▸ **Given instruction**:
Give the material again in full, matching it exactly.

(Data listing)
####################
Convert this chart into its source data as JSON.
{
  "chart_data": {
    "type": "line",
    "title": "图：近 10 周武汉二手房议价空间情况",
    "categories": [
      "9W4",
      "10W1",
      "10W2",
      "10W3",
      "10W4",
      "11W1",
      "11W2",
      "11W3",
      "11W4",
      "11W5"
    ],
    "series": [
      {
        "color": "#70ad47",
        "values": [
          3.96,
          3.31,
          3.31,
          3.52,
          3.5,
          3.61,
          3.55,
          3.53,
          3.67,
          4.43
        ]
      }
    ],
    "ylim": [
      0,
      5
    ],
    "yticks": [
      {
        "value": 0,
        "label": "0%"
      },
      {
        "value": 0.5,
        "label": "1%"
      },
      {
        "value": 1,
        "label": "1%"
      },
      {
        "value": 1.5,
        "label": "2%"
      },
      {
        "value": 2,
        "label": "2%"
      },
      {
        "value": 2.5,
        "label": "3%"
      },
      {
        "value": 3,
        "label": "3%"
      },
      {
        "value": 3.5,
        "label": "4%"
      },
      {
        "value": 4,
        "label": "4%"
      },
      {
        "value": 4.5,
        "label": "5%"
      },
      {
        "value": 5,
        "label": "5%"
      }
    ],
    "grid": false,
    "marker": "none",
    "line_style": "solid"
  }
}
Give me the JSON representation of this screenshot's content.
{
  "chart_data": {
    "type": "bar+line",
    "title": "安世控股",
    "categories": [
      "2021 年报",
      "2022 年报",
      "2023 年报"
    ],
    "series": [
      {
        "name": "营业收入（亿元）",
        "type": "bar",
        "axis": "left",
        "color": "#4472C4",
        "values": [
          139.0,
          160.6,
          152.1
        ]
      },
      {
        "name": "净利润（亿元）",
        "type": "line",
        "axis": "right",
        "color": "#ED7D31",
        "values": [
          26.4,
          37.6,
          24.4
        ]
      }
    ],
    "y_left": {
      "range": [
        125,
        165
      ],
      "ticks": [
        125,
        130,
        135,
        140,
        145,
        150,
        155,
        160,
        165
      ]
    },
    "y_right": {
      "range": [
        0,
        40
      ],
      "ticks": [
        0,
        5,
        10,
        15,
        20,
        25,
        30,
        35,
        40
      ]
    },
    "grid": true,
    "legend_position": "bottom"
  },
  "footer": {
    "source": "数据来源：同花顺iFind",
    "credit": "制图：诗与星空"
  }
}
####################
▸ **The solution**:
Convert this chart into its source data as JSON.
{
  "chart_data": {
    "type": "line",
    "title": "图：近 10 周武汉二手房议价空间情况",
    "categories": [
      "9W4",
      "10W1",
      "10W2",
      "10W3",
      "10W4",
      "11W1",
      "11W2",
      "11W3",
      "11W4",
      "11W5"
    ],
    "series": [
      {
        "color": "#70ad47",
        "values": [
          3.96,
          3.31,
          3.31,
          3.52,
          3.5,
          3.61,
          3.55,
          3.53,
          3.67,
          4.43
        ]
      }
    ],
    "ylim": [
      0,
      5
    ],
    "yticks": [
      {
        "value": 0,
        "label": "0%"
      },
      {
        "value": 0.5,
        "label": "1%"
      },
      {
        "value": 1,
        "label": "1%"
      },
      {
        "value": 1.5,
        "label": "2%"
      },
      {
        "value": 2,
        "label": "2%"
      },
      {
        "value": 2.5,
        "label": "3%"
      },
      {
        "value": 3,
        "label": "3%"
      },
      {
        "value": 3.5,
        "label": "4%"
      },
      {
        "value": 4,
        "label": "4%"
      },
      {
        "value": 4.5,
        "label": "5%"
      },
      {
        "value": 5,
        "label": "5%"
      }
    ],
    "grid": false,
    "marker": "none",
    "line_style": "solid"
  }
}
Give me the JSON representation of this screenshot's content.
{
  "chart_data": {
    "type": "bar+line",
    "title": "安世控股",
    "categories": [
      "2021 年报",
      "2022 年报",
      "2023 年报"
    ],
    "series": [
      {
        "name": "营业收入（亿元）",
        "type": "bar",
        "axis": "left",
        "color": "#4472C4",
        "values": [
          139.0,
          160.6,
          152.1
        ]
      },
      {
        "name": "净利润（亿元）",
        "type": "line",
        "axis": "right",
        "color": "#ED7D31",
        "values": [
          26.4,
          37.6,
          24.4
        ]
      }
    ],
    "y_left": {
      "range": [
        125,
        165
      ],
      "ticks": [
        125,
        130,
        135,
        140,
        145,
        150,
        155,
        160,
        165
      ]
    },
    "y_right": {
      "range": [
        0,
        40
      ],
      "ticks": [
        0,
        5,
        10,
        15,
        20,
        25,
        30,
        35,
        40
      ]
    },
    "grid": true,
    "legend_position": "bottom"
  },
  "footer": {
    "source": "数据来源：同花顺iFind",
    "credit": "制图：诗与星空"
  }
}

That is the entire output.